- **The exercise**
Report every line in the listing below where the string "images" shows up.

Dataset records
---+---
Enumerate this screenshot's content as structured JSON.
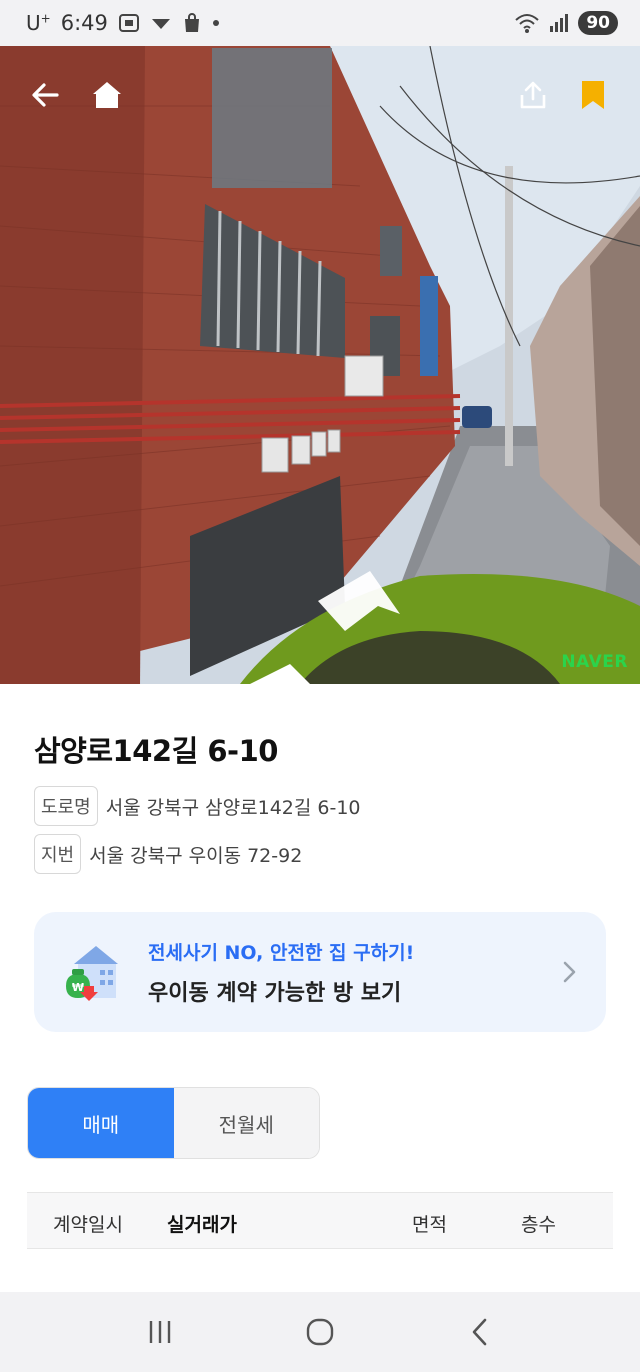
{
  "status_bar": {
    "carrier": "U",
    "carrier_sup": "+",
    "time": "6:49",
    "battery": "90",
    "icons": [
      "screenshot-icon",
      "download-icon",
      "shopping-bag-icon",
      "dot-icon",
      "wifi-icon",
      "signal-icon"
    ]
  },
  "hero": {
    "watermark": "NAVER",
    "buttons": [
      "back-arrow-icon",
      "home-icon",
      "share-icon",
      "bookmark-icon"
    ],
    "bookmark_color": "#f5b000"
  },
  "property": {
    "title": "삼양로142길 6-10",
    "road_tag": "도로명",
    "road_address": "서울 강북구 삼양로142길 6-10",
    "lot_tag": "지번",
    "lot_address": "서울 강북구 우이동 72-92"
  },
  "banner": {
    "line1": "전세사기 NO, 안전한 집 구하기!",
    "line2": "우이동 계약 가능한 방 보기",
    "accent": "#2a6df4"
  },
  "tabs": [
    {
      "label": "매매",
      "active": true
    },
    {
      "label": "전월세",
      "active": false
    }
  ],
  "table": {
    "headers": [
      "계약일시",
      "실거래가",
      "면적",
      "층수"
    ]
  },
  "nav_bar": {
    "buttons": [
      "recent-apps-icon",
      "home-circle-icon",
      "back-chevron-icon"
    ]
  }
}
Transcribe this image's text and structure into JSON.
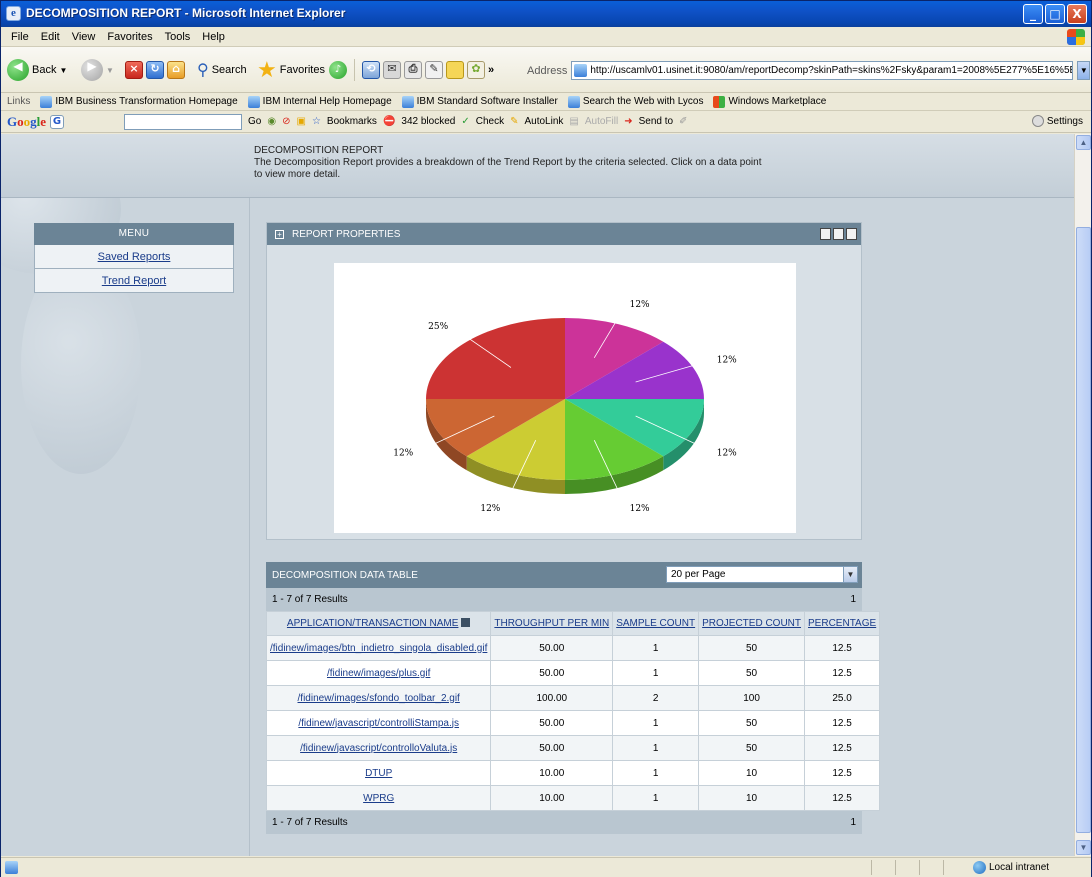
{
  "window": {
    "title": "DECOMPOSITION REPORT - Microsoft Internet Explorer",
    "buttons": [
      "_",
      "□",
      "X"
    ]
  },
  "menubar": [
    "File",
    "Edit",
    "View",
    "Favorites",
    "Tools",
    "Help"
  ],
  "toolbar": {
    "back": "Back",
    "search": "Search",
    "favorites": "Favorites",
    "address_label": "Address",
    "address_value": "http://uscamlv01.usinet.it:9080/am/reportDecomp?skinPath=skins%2Fsky&param1=2008%5E277%5E16%5E16&displa",
    "go": "Go",
    "chevron": "»"
  },
  "links": {
    "label": "Links",
    "items": [
      "IBM Business Transformation Homepage",
      "IBM Internal Help Homepage",
      "IBM Standard Software Installer",
      "Search the Web with Lycos",
      "Windows Marketplace"
    ]
  },
  "googlebar": {
    "go": "Go",
    "bookmarks": "Bookmarks",
    "blocked": "342 blocked",
    "check": "Check",
    "autolink": "AutoLink",
    "autofill": "AutoFill",
    "sendto": "Send to",
    "settings": "Settings"
  },
  "page": {
    "header_title": "DECOMPOSITION REPORT",
    "header_desc_1": "The Decomposition Report provides a breakdown of the Trend Report by the criteria selected. Click on a data point",
    "header_desc_2": "to view more detail.",
    "menu": {
      "title": "MENU",
      "items": [
        "Saved Reports",
        "Trend Report"
      ]
    },
    "report_properties": "REPORT PROPERTIES",
    "table": {
      "title": "DECOMPOSITION DATA TABLE",
      "per_page": "20 per Page",
      "results": "1 - 7 of 7 Results",
      "page_no": "1",
      "headers": [
        "APPLICATION/TRANSACTION NAME",
        "THROUGHPUT PER MIN",
        "SAMPLE COUNT",
        "PROJECTED COUNT",
        "PERCENTAGE"
      ],
      "rows": [
        [
          "/fidinew/images/btn_indietro_singola_disabled.gif",
          "50.00",
          "1",
          "50",
          "12.5"
        ],
        [
          "/fidinew/images/plus.gif",
          "50.00",
          "1",
          "50",
          "12.5"
        ],
        [
          "/fidinew/images/sfondo_toolbar_2.gif",
          "100.00",
          "2",
          "100",
          "25.0"
        ],
        [
          "/fidinew/javascript/controlliStampa.js",
          "50.00",
          "1",
          "50",
          "12.5"
        ],
        [
          "/fidinew/javascript/controlloValuta.js",
          "50.00",
          "1",
          "50",
          "12.5"
        ],
        [
          "DTUP",
          "10.00",
          "1",
          "10",
          "12.5"
        ],
        [
          "WPRG",
          "10.00",
          "1",
          "10",
          "12.5"
        ]
      ]
    }
  },
  "chart_data": {
    "type": "pie",
    "slices": [
      {
        "label": "12%",
        "value": 12.5,
        "color": "#cc3399"
      },
      {
        "label": "12%",
        "value": 12.5,
        "color": "#9933cc"
      },
      {
        "label": "12%",
        "value": 12.5,
        "color": "#33cc99"
      },
      {
        "label": "12%",
        "value": 12.5,
        "color": "#66cc33"
      },
      {
        "label": "12%",
        "value": 12.5,
        "color": "#cccc33"
      },
      {
        "label": "12%",
        "value": 12.5,
        "color": "#cc6633"
      },
      {
        "label": "25%",
        "value": 25.0,
        "color": "#cc3333"
      }
    ]
  },
  "statusbar": {
    "zone": "Local intranet"
  }
}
---+---
- **Output**
          "/fidinew/images/btn_indietro_singola_disabled.gif",
          "/fidinew/images/plus.gif",
          "/fidinew/images/sfondo_toolbar_2.gif",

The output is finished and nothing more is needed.